Objective: Transcribe the records that follow. Keep every word exactly, and drop the pictures.

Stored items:
-- -- --

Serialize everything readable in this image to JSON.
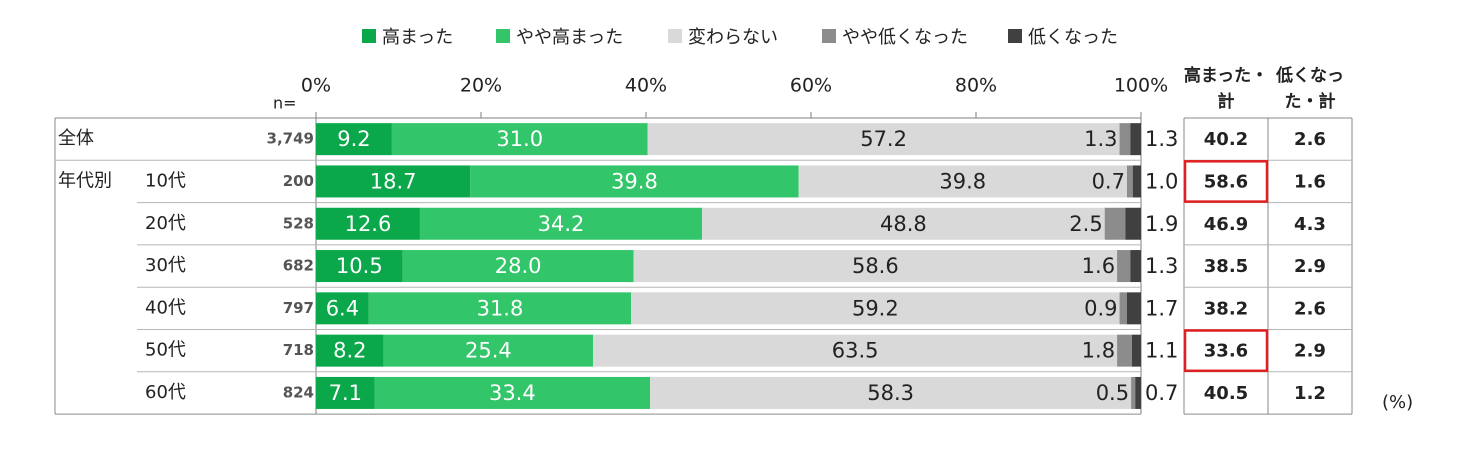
{
  "chart_data": {
    "type": "bar",
    "stacked": true,
    "orientation": "horizontal",
    "legend_position": "top",
    "xlim": [
      0,
      100
    ],
    "x_ticks": [
      "0%",
      "20%",
      "40%",
      "60%",
      "80%",
      "100%"
    ],
    "n_label": "n=",
    "unit_label": "(%)",
    "group_label": "年代別",
    "rows": [
      {
        "label": "全体",
        "n": "3,749",
        "values": [
          9.2,
          31.0,
          57.2,
          1.3,
          1.3
        ],
        "total_up": "40.2",
        "total_down": "2.6"
      },
      {
        "label": "10代",
        "n": "200",
        "values": [
          18.7,
          39.8,
          39.8,
          0.7,
          1.0
        ],
        "total_up": "58.6",
        "total_down": "1.6",
        "highlight": true
      },
      {
        "label": "20代",
        "n": "528",
        "values": [
          12.6,
          34.2,
          48.8,
          2.5,
          1.9
        ],
        "total_up": "46.9",
        "total_down": "4.3"
      },
      {
        "label": "30代",
        "n": "682",
        "values": [
          10.5,
          28.0,
          58.6,
          1.6,
          1.3
        ],
        "total_up": "38.5",
        "total_down": "2.9"
      },
      {
        "label": "40代",
        "n": "797",
        "values": [
          6.4,
          31.8,
          59.2,
          0.9,
          1.7
        ],
        "total_up": "38.2",
        "total_down": "2.6"
      },
      {
        "label": "50代",
        "n": "718",
        "values": [
          8.2,
          25.4,
          63.5,
          1.8,
          1.1
        ],
        "total_up": "33.6",
        "total_down": "2.9",
        "highlight": true
      },
      {
        "label": "60代",
        "n": "824",
        "values": [
          7.1,
          33.4,
          58.3,
          0.5,
          0.7
        ],
        "total_up": "40.5",
        "total_down": "1.2"
      }
    ],
    "series": [
      {
        "name": "高まった",
        "color": "#0aa84a"
      },
      {
        "name": "やや高まった",
        "color": "#33c56a"
      },
      {
        "name": "変わらない",
        "color": "#d9d9d9"
      },
      {
        "name": "やや低くなった",
        "color": "#8c8c8c"
      },
      {
        "name": "低くなった",
        "color": "#404040"
      }
    ],
    "summary_headers": [
      {
        "line1": "高まった・",
        "line2": "計"
      },
      {
        "line1": "低くなっ",
        "line2": "た・計"
      }
    ],
    "highlight_color": "#e02020"
  }
}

-- -- --

Answer:
Serialize everything readable in this image to JSON.
{
  "chart_data": {
    "type": "bar",
    "stacked": true,
    "orientation": "horizontal",
    "legend_position": "top",
    "xlim": [
      0,
      100
    ],
    "x_ticks": [
      "0%",
      "20%",
      "40%",
      "60%",
      "80%",
      "100%"
    ],
    "n_label": "n=",
    "unit_label": "(%)",
    "group_label": "年代別",
    "rows": [
      {
        "label": "全体",
        "n": "3,749",
        "values": [
          9.2,
          31.0,
          57.2,
          1.3,
          1.3
        ],
        "total_up": "40.2",
        "total_down": "2.6"
      },
      {
        "label": "10代",
        "n": "200",
        "values": [
          18.7,
          39.8,
          39.8,
          0.7,
          1.0
        ],
        "total_up": "58.6",
        "total_down": "1.6",
        "highlight": true
      },
      {
        "label": "20代",
        "n": "528",
        "values": [
          12.6,
          34.2,
          48.8,
          2.5,
          1.9
        ],
        "total_up": "46.9",
        "total_down": "4.3"
      },
      {
        "label": "30代",
        "n": "682",
        "values": [
          10.5,
          28.0,
          58.6,
          1.6,
          1.3
        ],
        "total_up": "38.5",
        "total_down": "2.9"
      },
      {
        "label": "40代",
        "n": "797",
        "values": [
          6.4,
          31.8,
          59.2,
          0.9,
          1.7
        ],
        "total_up": "38.2",
        "total_down": "2.6"
      },
      {
        "label": "50代",
        "n": "718",
        "values": [
          8.2,
          25.4,
          63.5,
          1.8,
          1.1
        ],
        "total_up": "33.6",
        "total_down": "2.9",
        "highlight": true
      },
      {
        "label": "60代",
        "n": "824",
        "values": [
          7.1,
          33.4,
          58.3,
          0.5,
          0.7
        ],
        "total_up": "40.5",
        "total_down": "1.2"
      }
    ],
    "series": [
      {
        "name": "高まった",
        "color": "#0aa84a"
      },
      {
        "name": "やや高まった",
        "color": "#33c56a"
      },
      {
        "name": "変わらない",
        "color": "#d9d9d9"
      },
      {
        "name": "やや低くなった",
        "color": "#8c8c8c"
      },
      {
        "name": "低くなった",
        "color": "#404040"
      }
    ],
    "summary_headers": [
      {
        "line1": "高まった・",
        "line2": "計"
      },
      {
        "line1": "低くなっ",
        "line2": "た・計"
      }
    ],
    "highlight_color": "#e02020"
  }
}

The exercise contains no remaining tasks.